> DATA TO PROCESS:
──────

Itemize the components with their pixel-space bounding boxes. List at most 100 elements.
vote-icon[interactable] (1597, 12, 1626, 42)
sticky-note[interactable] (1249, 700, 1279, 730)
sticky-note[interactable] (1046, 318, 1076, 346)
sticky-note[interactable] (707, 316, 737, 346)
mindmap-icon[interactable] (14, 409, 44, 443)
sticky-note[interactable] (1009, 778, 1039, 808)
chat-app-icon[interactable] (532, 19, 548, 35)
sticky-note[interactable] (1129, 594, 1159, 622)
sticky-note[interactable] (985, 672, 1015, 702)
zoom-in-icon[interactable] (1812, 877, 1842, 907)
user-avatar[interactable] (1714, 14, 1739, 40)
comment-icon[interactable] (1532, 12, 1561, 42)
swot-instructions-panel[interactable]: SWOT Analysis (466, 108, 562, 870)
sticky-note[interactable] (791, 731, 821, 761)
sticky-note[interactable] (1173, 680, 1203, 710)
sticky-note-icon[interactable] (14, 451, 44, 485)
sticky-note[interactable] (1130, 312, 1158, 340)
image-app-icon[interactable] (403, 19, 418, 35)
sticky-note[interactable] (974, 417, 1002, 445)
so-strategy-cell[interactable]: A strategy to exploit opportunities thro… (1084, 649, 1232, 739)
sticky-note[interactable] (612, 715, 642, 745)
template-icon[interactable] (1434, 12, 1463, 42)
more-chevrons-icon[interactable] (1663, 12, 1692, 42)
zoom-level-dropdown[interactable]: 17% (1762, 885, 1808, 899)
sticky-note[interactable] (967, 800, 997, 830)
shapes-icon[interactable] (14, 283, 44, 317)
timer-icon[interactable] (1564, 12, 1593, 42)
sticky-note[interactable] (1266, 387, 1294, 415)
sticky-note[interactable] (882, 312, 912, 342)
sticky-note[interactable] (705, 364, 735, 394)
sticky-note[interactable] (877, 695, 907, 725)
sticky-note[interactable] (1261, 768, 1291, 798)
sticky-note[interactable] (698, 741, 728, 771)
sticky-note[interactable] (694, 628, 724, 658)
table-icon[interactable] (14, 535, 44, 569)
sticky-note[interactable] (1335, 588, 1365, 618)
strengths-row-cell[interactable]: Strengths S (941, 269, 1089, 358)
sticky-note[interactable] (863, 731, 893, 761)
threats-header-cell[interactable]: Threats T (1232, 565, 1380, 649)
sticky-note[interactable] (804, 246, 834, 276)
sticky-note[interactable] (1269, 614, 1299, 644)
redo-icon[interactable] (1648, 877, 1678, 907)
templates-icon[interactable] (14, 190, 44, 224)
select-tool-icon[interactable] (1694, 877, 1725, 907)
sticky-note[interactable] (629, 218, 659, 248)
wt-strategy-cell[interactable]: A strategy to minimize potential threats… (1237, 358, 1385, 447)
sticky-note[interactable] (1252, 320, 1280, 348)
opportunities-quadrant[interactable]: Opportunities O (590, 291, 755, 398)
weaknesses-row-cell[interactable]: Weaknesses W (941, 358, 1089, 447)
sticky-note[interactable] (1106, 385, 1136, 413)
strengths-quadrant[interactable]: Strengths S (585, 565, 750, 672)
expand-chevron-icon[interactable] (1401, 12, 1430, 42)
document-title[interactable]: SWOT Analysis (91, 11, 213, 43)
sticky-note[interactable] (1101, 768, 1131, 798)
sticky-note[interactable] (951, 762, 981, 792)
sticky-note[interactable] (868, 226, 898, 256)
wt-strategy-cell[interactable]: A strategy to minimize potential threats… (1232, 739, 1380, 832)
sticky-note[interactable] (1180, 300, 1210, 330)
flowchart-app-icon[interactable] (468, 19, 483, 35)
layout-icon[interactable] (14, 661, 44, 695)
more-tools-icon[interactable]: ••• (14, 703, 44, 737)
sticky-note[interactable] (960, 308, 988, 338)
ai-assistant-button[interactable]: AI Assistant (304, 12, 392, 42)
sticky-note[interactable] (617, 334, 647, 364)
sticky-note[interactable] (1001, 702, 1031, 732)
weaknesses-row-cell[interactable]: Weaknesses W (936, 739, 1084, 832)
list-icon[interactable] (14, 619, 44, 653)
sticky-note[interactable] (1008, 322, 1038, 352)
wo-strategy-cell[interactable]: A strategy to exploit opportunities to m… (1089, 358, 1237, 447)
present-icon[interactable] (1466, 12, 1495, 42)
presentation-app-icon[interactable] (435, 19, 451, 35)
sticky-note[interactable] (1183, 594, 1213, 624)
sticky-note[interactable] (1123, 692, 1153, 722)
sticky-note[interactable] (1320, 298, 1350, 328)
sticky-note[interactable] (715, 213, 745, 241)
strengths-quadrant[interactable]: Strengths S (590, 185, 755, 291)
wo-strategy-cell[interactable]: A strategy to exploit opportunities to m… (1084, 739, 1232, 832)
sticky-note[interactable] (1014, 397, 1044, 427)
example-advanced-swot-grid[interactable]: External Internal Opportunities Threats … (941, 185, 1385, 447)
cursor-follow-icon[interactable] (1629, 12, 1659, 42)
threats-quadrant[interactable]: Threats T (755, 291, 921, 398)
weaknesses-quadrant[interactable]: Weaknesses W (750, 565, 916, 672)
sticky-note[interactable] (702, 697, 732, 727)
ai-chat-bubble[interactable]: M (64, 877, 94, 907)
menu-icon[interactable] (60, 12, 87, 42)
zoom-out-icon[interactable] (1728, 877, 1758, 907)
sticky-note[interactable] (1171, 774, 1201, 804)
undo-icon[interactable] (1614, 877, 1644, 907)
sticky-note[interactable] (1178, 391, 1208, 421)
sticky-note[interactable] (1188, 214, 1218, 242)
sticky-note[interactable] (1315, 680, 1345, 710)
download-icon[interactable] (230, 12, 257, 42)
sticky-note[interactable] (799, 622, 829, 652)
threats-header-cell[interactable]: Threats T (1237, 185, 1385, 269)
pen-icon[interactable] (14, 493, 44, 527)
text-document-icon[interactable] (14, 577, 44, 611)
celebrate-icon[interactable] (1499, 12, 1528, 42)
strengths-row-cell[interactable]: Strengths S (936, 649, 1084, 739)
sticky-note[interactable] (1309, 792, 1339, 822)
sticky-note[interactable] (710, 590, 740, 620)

──────

> THE EXERCISE: Copy out every line of the records above, unchanged.

> THE OUTPUT:
Itemize the components with their pixel-space bounding boxes. List at most 100 elements.
vote-icon[interactable] (1597, 12, 1626, 42)
sticky-note[interactable] (1249, 700, 1279, 730)
sticky-note[interactable] (1046, 318, 1076, 346)
sticky-note[interactable] (707, 316, 737, 346)
mindmap-icon[interactable] (14, 409, 44, 443)
sticky-note[interactable] (1009, 778, 1039, 808)
chat-app-icon[interactable] (532, 19, 548, 35)
sticky-note[interactable] (1129, 594, 1159, 622)
sticky-note[interactable] (985, 672, 1015, 702)
zoom-in-icon[interactable] (1812, 877, 1842, 907)
user-avatar[interactable] (1714, 14, 1739, 40)
comment-icon[interactable] (1532, 12, 1561, 42)
swot-instructions-panel[interactable]: SWOT Analysis (466, 108, 562, 870)
sticky-note[interactable] (791, 731, 821, 761)
sticky-note[interactable] (1173, 680, 1203, 710)
sticky-note-icon[interactable] (14, 451, 44, 485)
sticky-note[interactable] (1130, 312, 1158, 340)
image-app-icon[interactable] (403, 19, 418, 35)
sticky-note[interactable] (974, 417, 1002, 445)
so-strategy-cell[interactable]: A strategy to exploit opportunities thro… (1084, 649, 1232, 739)
sticky-note[interactable] (612, 715, 642, 745)
template-icon[interactable] (1434, 12, 1463, 42)
more-chevrons-icon[interactable] (1663, 12, 1692, 42)
zoom-level-dropdown[interactable]: 17% (1762, 885, 1808, 899)
sticky-note[interactable] (967, 800, 997, 830)
shapes-icon[interactable] (14, 283, 44, 317)
timer-icon[interactable] (1564, 12, 1593, 42)
sticky-note[interactable] (1266, 387, 1294, 415)
sticky-note[interactable] (882, 312, 912, 342)
sticky-note[interactable] (705, 364, 735, 394)
sticky-note[interactable] (877, 695, 907, 725)
sticky-note[interactable] (1261, 768, 1291, 798)
sticky-note[interactable] (698, 741, 728, 771)
sticky-note[interactable] (694, 628, 724, 658)
table-icon[interactable] (14, 535, 44, 569)
sticky-note[interactable] (1335, 588, 1365, 618)
strengths-row-cell[interactable]: Strengths S (941, 269, 1089, 358)
sticky-note[interactable] (863, 731, 893, 761)
threats-header-cell[interactable]: Threats T (1232, 565, 1380, 649)
sticky-note[interactable] (804, 246, 834, 276)
sticky-note[interactable] (1269, 614, 1299, 644)
redo-icon[interactable] (1648, 877, 1678, 907)
templates-icon[interactable] (14, 190, 44, 224)
select-tool-icon[interactable] (1694, 877, 1725, 907)
sticky-note[interactable] (629, 218, 659, 248)
wt-strategy-cell[interactable]: A strategy to minimize potential threats… (1237, 358, 1385, 447)
sticky-note[interactable] (1252, 320, 1280, 348)
opportunities-quadrant[interactable]: Opportunities O (590, 291, 755, 398)
weaknesses-row-cell[interactable]: Weaknesses W (941, 358, 1089, 447)
sticky-note[interactable] (1106, 385, 1136, 413)
strengths-quadrant[interactable]: Strengths S (585, 565, 750, 672)
expand-chevron-icon[interactable] (1401, 12, 1430, 42)
document-title[interactable]: SWOT Analysis (91, 11, 213, 43)
sticky-note[interactable] (1101, 768, 1131, 798)
sticky-note[interactable] (951, 762, 981, 792)
sticky-note[interactable] (868, 226, 898, 256)
wt-strategy-cell[interactable]: A strategy to minimize potential threats… (1232, 739, 1380, 832)
sticky-note[interactable] (1180, 300, 1210, 330)
flowchart-app-icon[interactable] (468, 19, 483, 35)
layout-icon[interactable] (14, 661, 44, 695)
more-tools-icon[interactable]: ••• (14, 703, 44, 737)
sticky-note[interactable] (960, 308, 988, 338)
ai-assistant-button[interactable]: AI Assistant (304, 12, 392, 42)
sticky-note[interactable] (617, 334, 647, 364)
sticky-note[interactable] (1001, 702, 1031, 732)
weaknesses-row-cell[interactable]: Weaknesses W (936, 739, 1084, 832)
list-icon[interactable] (14, 619, 44, 653)
sticky-note[interactable] (1008, 322, 1038, 352)
wo-strategy-cell[interactable]: A strategy to exploit opportunities to m… (1089, 358, 1237, 447)
present-icon[interactable] (1466, 12, 1495, 42)
presentation-app-icon[interactable] (435, 19, 451, 35)
sticky-note[interactable] (1183, 594, 1213, 624)
sticky-note[interactable] (1123, 692, 1153, 722)
sticky-note[interactable] (1320, 298, 1350, 328)
sticky-note[interactable] (715, 213, 745, 241)
strengths-quadrant[interactable]: Strengths S (590, 185, 755, 291)
wo-strategy-cell[interactable]: A strategy to exploit opportunities to m… (1084, 739, 1232, 832)
sticky-note[interactable] (1014, 397, 1044, 427)
example-advanced-swot-grid[interactable]: External Internal Opportunities Threats … (941, 185, 1385, 447)
cursor-follow-icon[interactable] (1629, 12, 1659, 42)
threats-quadrant[interactable]: Threats T (755, 291, 921, 398)
weaknesses-quadrant[interactable]: Weaknesses W (750, 565, 916, 672)
sticky-note[interactable] (702, 697, 732, 727)
ai-chat-bubble[interactable]: M (64, 877, 94, 907)
menu-icon[interactable] (60, 12, 87, 42)
zoom-out-icon[interactable] (1728, 877, 1758, 907)
sticky-note[interactable] (1171, 774, 1201, 804)
undo-icon[interactable] (1614, 877, 1644, 907)
sticky-note[interactable] (1178, 391, 1208, 421)
sticky-note[interactable] (1188, 214, 1218, 242)
sticky-note[interactable] (1315, 680, 1345, 710)
download-icon[interactable] (230, 12, 257, 42)
sticky-note[interactable] (799, 622, 829, 652)
threats-header-cell[interactable]: Threats T (1237, 185, 1385, 269)
pen-icon[interactable] (14, 493, 44, 527)
text-document-icon[interactable] (14, 577, 44, 611)
celebrate-icon[interactable] (1499, 12, 1528, 42)
strengths-row-cell[interactable]: Strengths S (936, 649, 1084, 739)
sticky-note[interactable] (1309, 792, 1339, 822)
sticky-note[interactable] (710, 590, 740, 620)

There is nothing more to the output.